(Data entries for graphics)
************

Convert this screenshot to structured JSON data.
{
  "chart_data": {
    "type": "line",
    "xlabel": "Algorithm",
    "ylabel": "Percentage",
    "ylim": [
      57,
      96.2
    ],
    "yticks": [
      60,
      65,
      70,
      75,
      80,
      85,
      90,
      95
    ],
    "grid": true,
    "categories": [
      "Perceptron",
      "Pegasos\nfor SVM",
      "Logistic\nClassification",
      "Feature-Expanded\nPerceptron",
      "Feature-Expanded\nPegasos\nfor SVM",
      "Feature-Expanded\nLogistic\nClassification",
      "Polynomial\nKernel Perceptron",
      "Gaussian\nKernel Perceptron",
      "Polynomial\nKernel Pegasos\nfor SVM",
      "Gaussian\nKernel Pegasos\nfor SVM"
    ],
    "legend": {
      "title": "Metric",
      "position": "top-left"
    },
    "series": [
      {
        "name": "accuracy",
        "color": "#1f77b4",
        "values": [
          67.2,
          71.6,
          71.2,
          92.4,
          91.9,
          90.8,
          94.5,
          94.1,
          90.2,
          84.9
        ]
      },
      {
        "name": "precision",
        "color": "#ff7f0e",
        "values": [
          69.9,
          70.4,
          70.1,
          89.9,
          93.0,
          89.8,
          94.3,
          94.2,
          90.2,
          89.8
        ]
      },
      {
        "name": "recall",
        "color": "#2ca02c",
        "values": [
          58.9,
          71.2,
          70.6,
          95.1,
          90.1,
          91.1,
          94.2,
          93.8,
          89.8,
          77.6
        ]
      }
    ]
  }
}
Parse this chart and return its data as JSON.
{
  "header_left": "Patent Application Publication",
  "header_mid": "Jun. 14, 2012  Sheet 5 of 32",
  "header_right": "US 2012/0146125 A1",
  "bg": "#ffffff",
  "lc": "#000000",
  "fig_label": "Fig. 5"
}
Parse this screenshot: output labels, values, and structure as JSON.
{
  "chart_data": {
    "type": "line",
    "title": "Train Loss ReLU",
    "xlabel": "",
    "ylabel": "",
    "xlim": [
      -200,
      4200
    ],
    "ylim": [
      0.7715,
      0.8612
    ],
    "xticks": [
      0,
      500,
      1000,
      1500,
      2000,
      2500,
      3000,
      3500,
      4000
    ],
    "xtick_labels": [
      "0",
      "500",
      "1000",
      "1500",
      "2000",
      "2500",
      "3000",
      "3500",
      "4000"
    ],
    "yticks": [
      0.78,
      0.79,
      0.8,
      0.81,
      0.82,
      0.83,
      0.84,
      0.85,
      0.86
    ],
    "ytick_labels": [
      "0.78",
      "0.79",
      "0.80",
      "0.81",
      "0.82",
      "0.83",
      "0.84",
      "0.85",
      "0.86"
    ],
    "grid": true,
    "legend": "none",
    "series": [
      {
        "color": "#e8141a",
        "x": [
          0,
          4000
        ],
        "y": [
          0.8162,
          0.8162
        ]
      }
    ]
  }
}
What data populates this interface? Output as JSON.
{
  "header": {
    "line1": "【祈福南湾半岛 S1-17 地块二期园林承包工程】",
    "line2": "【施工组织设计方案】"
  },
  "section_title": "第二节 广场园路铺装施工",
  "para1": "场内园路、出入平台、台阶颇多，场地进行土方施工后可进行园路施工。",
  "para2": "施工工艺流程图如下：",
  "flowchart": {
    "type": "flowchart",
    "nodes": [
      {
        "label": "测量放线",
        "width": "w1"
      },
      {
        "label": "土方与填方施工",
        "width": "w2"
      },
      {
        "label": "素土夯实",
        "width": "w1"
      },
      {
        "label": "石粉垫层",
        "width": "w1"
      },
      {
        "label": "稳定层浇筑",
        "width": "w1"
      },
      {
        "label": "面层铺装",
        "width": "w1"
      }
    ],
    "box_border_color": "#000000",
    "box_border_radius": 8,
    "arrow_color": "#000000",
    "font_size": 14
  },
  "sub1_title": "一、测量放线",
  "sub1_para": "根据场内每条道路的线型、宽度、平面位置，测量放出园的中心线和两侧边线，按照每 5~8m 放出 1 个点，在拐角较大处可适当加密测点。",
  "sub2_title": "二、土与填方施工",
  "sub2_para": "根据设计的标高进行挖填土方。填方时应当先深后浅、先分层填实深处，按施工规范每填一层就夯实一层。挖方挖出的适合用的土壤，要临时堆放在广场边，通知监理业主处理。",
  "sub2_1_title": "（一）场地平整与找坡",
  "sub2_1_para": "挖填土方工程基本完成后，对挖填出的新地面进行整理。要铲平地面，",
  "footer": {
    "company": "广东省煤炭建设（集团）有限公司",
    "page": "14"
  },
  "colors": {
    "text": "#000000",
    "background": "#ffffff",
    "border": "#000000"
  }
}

************

→ Task directions
Exactly reproduce all of the entries.

→ Exercise output
Convert this screenshot to structured JSON data.
{
  "chart_data": {
    "type": "line",
    "xlabel": "Algorithm",
    "ylabel": "Percentage",
    "ylim": [
      57,
      96.2
    ],
    "yticks": [
      60,
      65,
      70,
      75,
      80,
      85,
      90,
      95
    ],
    "grid": true,
    "categories": [
      "Perceptron",
      "Pegasos\nfor SVM",
      "Logistic\nClassification",
      "Feature-Expanded\nPerceptron",
      "Feature-Expanded\nPegasos\nfor SVM",
      "Feature-Expanded\nLogistic\nClassification",
      "Polynomial\nKernel Perceptron",
      "Gaussian\nKernel Perceptron",
      "Polynomial\nKernel Pegasos\nfor SVM",
      "Gaussian\nKernel Pegasos\nfor SVM"
    ],
    "legend": {
      "title": "Metric",
      "position": "top-left"
    },
    "series": [
      {
        "name": "accuracy",
        "color": "#1f77b4",
        "values": [
          67.2,
          71.6,
          71.2,
          92.4,
          91.9,
          90.8,
          94.5,
          94.1,
          90.2,
          84.9
        ]
      },
      {
        "name": "precision",
        "color": "#ff7f0e",
        "values": [
          69.9,
          70.4,
          70.1,
          89.9,
          93.0,
          89.8,
          94.3,
          94.2,
          90.2,
          89.8
        ]
      },
      {
        "name": "recall",
        "color": "#2ca02c",
        "values": [
          58.9,
          71.2,
          70.6,
          95.1,
          90.1,
          91.1,
          94.2,
          93.8,
          89.8,
          77.6
        ]
      }
    ]
  }
}
Parse this chart and return its data as JSON.
{
  "header_left": "Patent Application Publication",
  "header_mid": "Jun. 14, 2012  Sheet 5 of 32",
  "header_right": "US 2012/0146125 A1",
  "bg": "#ffffff",
  "lc": "#000000",
  "fig_label": "Fig. 5"
}
Parse this screenshot: output labels, values, and structure as JSON.
{
  "chart_data": {
    "type": "line",
    "title": "Train Loss ReLU",
    "xlabel": "",
    "ylabel": "",
    "xlim": [
      -200,
      4200
    ],
    "ylim": [
      0.7715,
      0.8612
    ],
    "xticks": [
      0,
      500,
      1000,
      1500,
      2000,
      2500,
      3000,
      3500,
      4000
    ],
    "xtick_labels": [
      "0",
      "500",
      "1000",
      "1500",
      "2000",
      "2500",
      "3000",
      "3500",
      "4000"
    ],
    "yticks": [
      0.78,
      0.79,
      0.8,
      0.81,
      0.82,
      0.83,
      0.84,
      0.85,
      0.86
    ],
    "ytick_labels": [
      "0.78",
      "0.79",
      "0.80",
      "0.81",
      "0.82",
      "0.83",
      "0.84",
      "0.85",
      "0.86"
    ],
    "grid": true,
    "legend": "none",
    "series": [
      {
        "color": "#e8141a",
        "x": [
          0,
          4000
        ],
        "y": [
          0.8162,
          0.8162
        ]
      }
    ]
  }
}
What data populates this interface? Output as JSON.
{
  "header": {
    "line1": "【祈福南湾半岛 S1-17 地块二期园林承包工程】",
    "line2": "【施工组织设计方案】"
  },
  "section_title": "第二节 广场园路铺装施工",
  "para1": "场内园路、出入平台、台阶颇多，场地进行土方施工后可进行园路施工。",
  "para2": "施工工艺流程图如下：",
  "flowchart": {
    "type": "flowchart",
    "nodes": [
      {
        "label": "测量放线",
        "width": "w1"
      },
      {
        "label": "土方与填方施工",
        "width": "w2"
      },
      {
        "label": "素土夯实",
        "width": "w1"
      },
      {
        "label": "石粉垫层",
        "width": "w1"
      },
      {
        "label": "稳定层浇筑",
        "width": "w1"
      },
      {
        "label": "面层铺装",
        "width": "w1"
      }
    ],
    "box_border_color": "#000000",
    "box_border_radius": 8,
    "arrow_color": "#000000",
    "font_size": 14
  },
  "sub1_title": "一、测量放线",
  "sub1_para": "根据场内每条道路的线型、宽度、平面位置，测量放出园的中心线和两侧边线，按照每 5~8m 放出 1 个点，在拐角较大处可适当加密测点。",
  "sub2_title": "二、土与填方施工",
  "sub2_para": "根据设计的标高进行挖填土方。填方时应当先深后浅、先分层填实深处，按施工规范每填一层就夯实一层。挖方挖出的适合用的土壤，要临时堆放在广场边，通知监理业主处理。",
  "sub2_1_title": "（一）场地平整与找坡",
  "sub2_1_para": "挖填土方工程基本完成后，对挖填出的新地面进行整理。要铲平地面，",
  "footer": {
    "company": "广东省煤炭建设（集团）有限公司",
    "page": "14"
  },
  "colors": {
    "text": "#000000",
    "background": "#ffffff",
    "border": "#000000"
  }
}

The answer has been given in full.